Directions for this task
In the records below, change every "term-name" to "term-label" and write out all the lines again with nothing else altered, leaving out the pictures.

━━━ Information provided ━━━

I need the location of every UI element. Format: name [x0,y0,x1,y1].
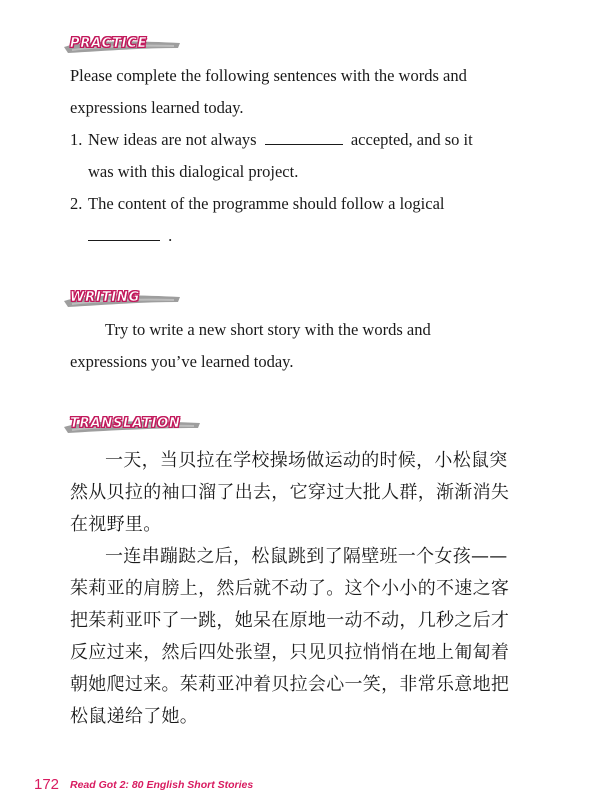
answer-blank-2[interactable] [88,226,160,241]
translation-line: 一连串蹦跶之后，松鼠跳到了隔壁班一个女孩—— [105,546,508,567]
writing-label: WRITING [70,290,141,305]
question-1-text-a: New ideas are not always [88,130,257,149]
question-1-number: 1. [70,130,83,149]
question-2-line1: The content of the programme should follow a logical [88,194,445,213]
practice-intro-line1: Please complete the following sentences with the words and [70,66,467,85]
page-number: 172 [34,776,60,793]
question-2-end: . [168,226,173,245]
translation-line: 反应过来，然后四处张望，只见贝拉悄悄在地上匍匐着 [70,642,510,663]
question-2-number: 2. [70,194,83,213]
answer-blank-1[interactable] [265,130,343,145]
translation-line: 在视野里。 [70,514,162,535]
translation-line: 松鼠递给了她。 [70,706,199,727]
question-1-line2: was with this dialogical project. [88,162,299,181]
practice-intro-line2: expressions learned today. [70,98,244,117]
translation-line: 茱莉亚的肩膀上，然后就不动了。这个小小的不速之客 [70,578,510,599]
book-title: Read Got 2: 80 English Short Stories [70,779,254,791]
question-2-line2 [88,226,172,246]
writing-line2: expressions you’ve learned today. [70,352,294,371]
translation-line: 把茱莉亚吓了一跳，她呆在原地一动不动，几秒之后才 [70,610,510,631]
translation-line: 朝她爬过来。茱莉亚冲着贝拉会心一笑，非常乐意地把 [70,674,510,695]
translation-label: TRANSLATION [70,416,181,431]
translation-line: 一天，当贝拉在学校操场做运动的时候，小松鼠突 [105,450,508,471]
question-1-text-b: accepted, and so it [350,130,473,149]
writing-line1: Try to write a new short story with the words and [105,320,431,339]
practice-label: PRACTICE [70,36,148,51]
translation-line: 然从贝拉的袖口溜了出去，它穿过大批人群，渐渐消失 [70,482,510,503]
question-1-line1 [88,130,473,150]
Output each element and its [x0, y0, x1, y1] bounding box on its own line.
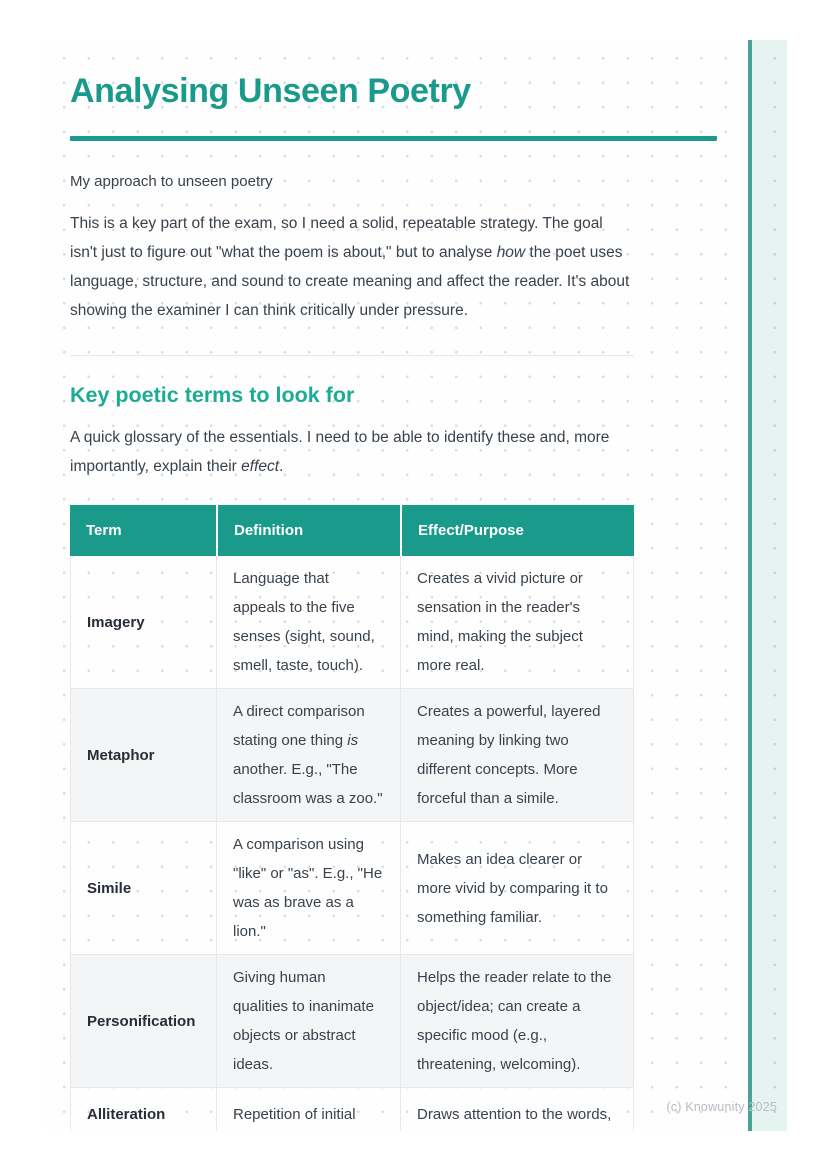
- lead-italic-word: effect: [241, 458, 280, 475]
- effect-cell: Draws attention to the words,: [400, 1088, 634, 1131]
- header-definition: Definition: [216, 505, 400, 556]
- effect-cell: Creates a vivid picture or sensation in the reader's mind, making the subject more real.: [400, 556, 634, 689]
- section-heading: Key poetic terms to look for: [70, 383, 355, 407]
- intro-part1: This is a key part of the exam, so I need a solid, repeatable strategy. The goal isn't just to figure out "what the poem is about," but to analyse: [70, 215, 603, 261]
- subtitle-text: My approach to unseen poetry: [70, 173, 273, 190]
- definition-cell: Repetition of initial: [216, 1088, 400, 1131]
- poetic-terms-tbody: [70, 556, 634, 1131]
- header-effect-purpose: Effect/Purpose: [400, 505, 634, 556]
- glossary-lead-paragraph: [70, 423, 634, 481]
- notes-page: [45, 40, 787, 1131]
- definition-cell: A direct comparison stating one thing is another. E.g., "The classroom was a zoo.": [216, 689, 400, 822]
- page-title: Analysing Unseen Poetry: [70, 72, 471, 110]
- definition-cell: Language that appeals to the five senses (sight, sound, smell, taste, touch).: [216, 556, 400, 689]
- lead-part1: A quick glossary of the essentials. I need to be able to identify these and, more importantly, explain their: [70, 429, 610, 475]
- title-underline-rule: [70, 136, 717, 141]
- definition-cell: A comparison using "like" or "as". E.g., "He was as brave as a lion.": [216, 822, 400, 955]
- section-divider: [70, 355, 634, 356]
- term-cell: [70, 689, 216, 822]
- table-header-row: [70, 505, 634, 556]
- table-row: [70, 689, 634, 822]
- page-edge-stripe: [748, 40, 787, 1131]
- definition-cell: Giving human qualities to inanimate objects or abstract ideas.: [216, 955, 400, 1088]
- header-term: Term: [70, 505, 216, 556]
- table-row: [70, 556, 634, 689]
- term-name: Simile: [87, 879, 132, 897]
- intro-italic-word: how: [496, 244, 526, 261]
- intro-paragraph: [70, 209, 634, 325]
- watermark: (c) Knowunity 2025: [666, 1100, 777, 1114]
- effect-cell: Helps the reader relate to the object/idea; can create a specific mood (e.g., threatening, welcoming).: [400, 955, 634, 1088]
- effect-cell: Makes an idea clearer or more vivid by comparing it to something familiar.: [400, 822, 634, 955]
- term-cell: [70, 1088, 216, 1131]
- page-content: [70, 40, 634, 1131]
- term-cell: [70, 822, 216, 955]
- lead-part2: .: [279, 458, 284, 475]
- effect-cell: Creates a powerful, layered meaning by linking two different concepts. More forceful than a simile.: [400, 689, 634, 822]
- poetic-terms-table: [70, 505, 634, 1131]
- term-name: Imagery: [87, 613, 145, 631]
- page-edge-band: [752, 40, 787, 1131]
- term-name: Personification: [87, 1012, 196, 1030]
- term-cell: [70, 955, 216, 1088]
- term-cell: [70, 556, 216, 689]
- table-row: [70, 955, 634, 1088]
- table-row: [70, 822, 634, 955]
- intro-part2: the poet uses language, structure, and sound to create meaning and affect the reader. It's about showing the examiner I can think critically under pressure.: [70, 244, 630, 319]
- term-name: Alliteration: [87, 1106, 166, 1123]
- term-name: Metaphor: [87, 746, 155, 764]
- table-row: [70, 1088, 634, 1131]
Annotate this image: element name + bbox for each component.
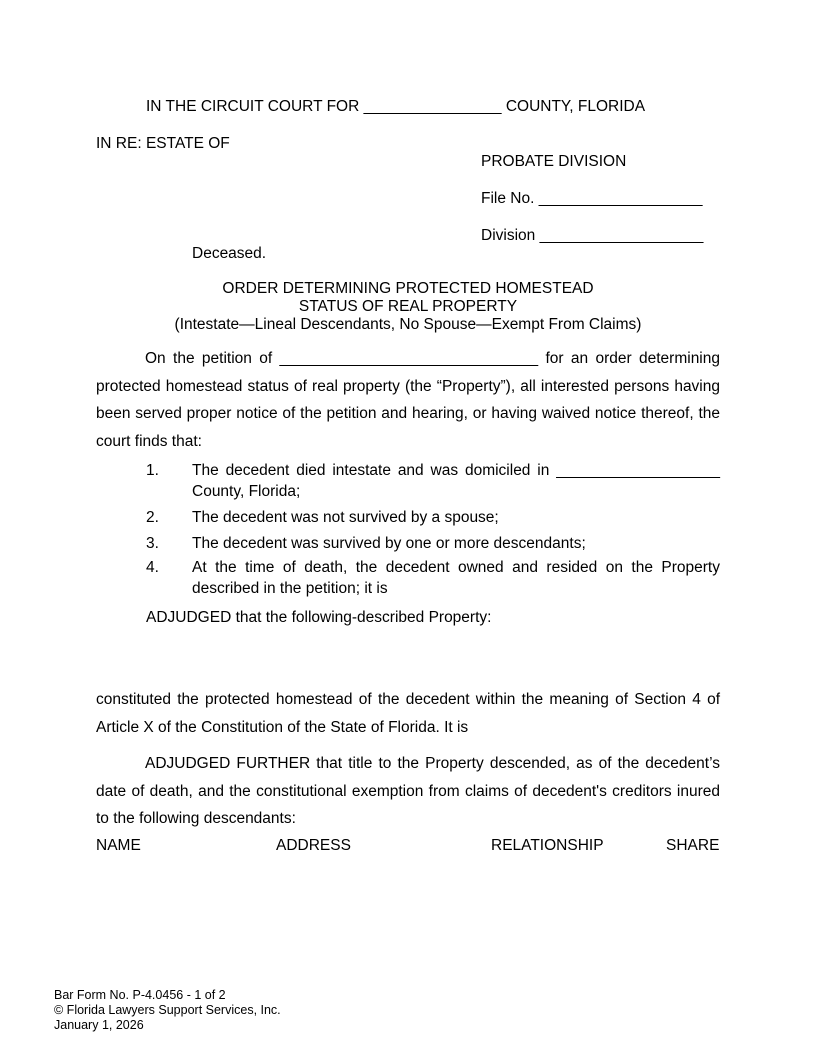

━━━

Result of this task
I need the location of every UI element. Format: name [x0,y0,x1,y1].
answer-blank-2[interactable] [88,226,160,241]
translation-line: 一连串蹦跶之后，松鼠跳到了隔壁班一个女孩—— [105,546,508,567]
writing-label: WRITING [70,290,141,305]
question-1-text-a: New ideas are not always [88,130,257,149]
question-1-number: 1. [70,130,83,149]
question-2-line1: The content of the programme should follow a logical [88,194,445,213]
practice-intro-line1: Please complete the following sentences with the words and [70,66,467,85]
page-number: 172 [34,776,60,793]
question-2-end: . [168,226,173,245]
translation-line: 反应过来，然后四处张望，只见贝拉悄悄在地上匍匐着 [70,642,510,663]
question-2-number: 2. [70,194,83,213]
answer-blank-1[interactable] [265,130,343,145]
translation-line: 在视野里。 [70,514,162,535]
translation-line: 松鼠递给了她。 [70,706,199,727]
question-1-line2: was with this dialogical project. [88,162,299,181]
practice-intro-line2: expressions learned today. [70,98,244,117]
translation-line: 茱莉亚的肩膀上，然后就不动了。这个小小的不速之客 [70,578,510,599]
book-title: Read Got 2: 80 English Short Stories [70,779,254,791]
question-2-line2 [88,226,172,246]
writing-line2: expressions you’ve learned today. [70,352,294,371]
translation-line: 把茱莉亚吓了一跳，她呆在原地一动不动，几秒之后才 [70,610,510,631]
translation-line: 朝她爬过来。茱莉亚冲着贝拉会心一笑，非常乐意地把 [70,674,510,695]
translation-label: TRANSLATION [70,416,181,431]
translation-line: 一天，当贝拉在学校操场做运动的时候，小松鼠突 [105,450,508,471]
question-1-text-b: accepted, and so it [350,130,473,149]
writing-line1: Try to write a new short story with the words and [105,320,431,339]
practice-label: PRACTICE [70,36,148,51]
translation-line: 然从贝拉的袖口溜了出去，它穿过大批人群，渐渐消失 [70,482,510,503]
question-1-line1 [88,130,473,150]
Output each element and its [x0, y0, x1, y1] bounding box on its own line.
- lead-italic-word: effect: [241, 458, 280, 475]
- effect-cell: Draws attention to the words,: [400, 1088, 634, 1131]
- header-definition: Definition: [216, 505, 400, 556]
- effect-cell: Creates a vivid picture or sensation in the reader's mind, making the subject more real.: [400, 556, 634, 689]
- section-heading: Key poetic terms to look for: [70, 383, 355, 407]
- intro-part1: This is a key part of the exam, so I need a solid, repeatable strategy. The goal isn't just to figure out "what the poem is about," but to analyse: [70, 215, 603, 261]
- subtitle-text: My approach to unseen poetry: [70, 173, 273, 190]
- definition-cell: Repetition of initial: [216, 1088, 400, 1131]
- poetic-terms-tbody: [70, 556, 634, 1131]
- header-effect-purpose: Effect/Purpose: [400, 505, 634, 556]
- glossary-lead-paragraph: [70, 423, 634, 481]
- notes-page: [45, 40, 787, 1131]
- definition-cell: A direct comparison stating one thing is another. E.g., "The classroom was a zoo.": [216, 689, 400, 822]
- page-title: Analysing Unseen Poetry: [70, 72, 471, 110]
- definition-cell: Language that appeals to the five senses (sight, sound, smell, taste, touch).: [216, 556, 400, 689]
- lead-part1: A quick glossary of the essentials. I need to be able to identify these and, more importantly, explain their: [70, 429, 610, 475]
- title-underline-rule: [70, 136, 717, 141]
- definition-cell: A comparison using "like" or "as". E.g., "He was as brave as a lion.": [216, 822, 400, 955]
- section-divider: [70, 355, 634, 356]
- term-cell: [70, 689, 216, 822]
- table-header-row: [70, 505, 634, 556]
- table-row: [70, 689, 634, 822]
- page-edge-stripe: [748, 40, 787, 1131]
- definition-cell: Giving human qualities to inanimate objects or abstract ideas.: [216, 955, 400, 1088]
- header-term: Term: [70, 505, 216, 556]
- table-row: [70, 556, 634, 689]
- term-label: Simile: [87, 879, 132, 897]
- intro-italic-word: how: [496, 244, 526, 261]
- intro-paragraph: [70, 209, 634, 325]
- watermark: (c) Knowunity 2025: [666, 1100, 777, 1114]
- effect-cell: Helps the reader relate to the object/idea; can create a specific mood (e.g., threatening, welcoming).: [400, 955, 634, 1088]
- effect-cell: Makes an idea clearer or more vivid by comparing it to something familiar.: [400, 822, 634, 955]
- term-cell: [70, 1088, 216, 1131]
- page-content: [70, 40, 634, 1131]
- term-cell: [70, 822, 216, 955]
- lead-part2: .: [279, 458, 284, 475]
- effect-cell: Creates a powerful, layered meaning by linking two different concepts. More forceful than a simile.: [400, 689, 634, 822]
- poetic-terms-table: [70, 505, 634, 1131]
- term-label: Imagery: [87, 613, 145, 631]
- page-edge-band: [752, 40, 787, 1131]
- term-label: Personification: [87, 1012, 196, 1030]
- term-cell: [70, 955, 216, 1088]
- term-cell: [70, 556, 216, 689]
- table-row: [70, 955, 634, 1088]
- table-row: [70, 822, 634, 955]
- intro-part2: the poet uses language, structure, and sound to create meaning and affect the reader. It's about showing the examiner I can think critically under pressure.: [70, 244, 630, 319]
- term-label: Alliteration: [87, 1106, 166, 1123]
- term-label: Metaphor: [87, 746, 155, 764]
- table-row: [70, 1088, 634, 1131]
Annotate this image: element name + bbox for each component.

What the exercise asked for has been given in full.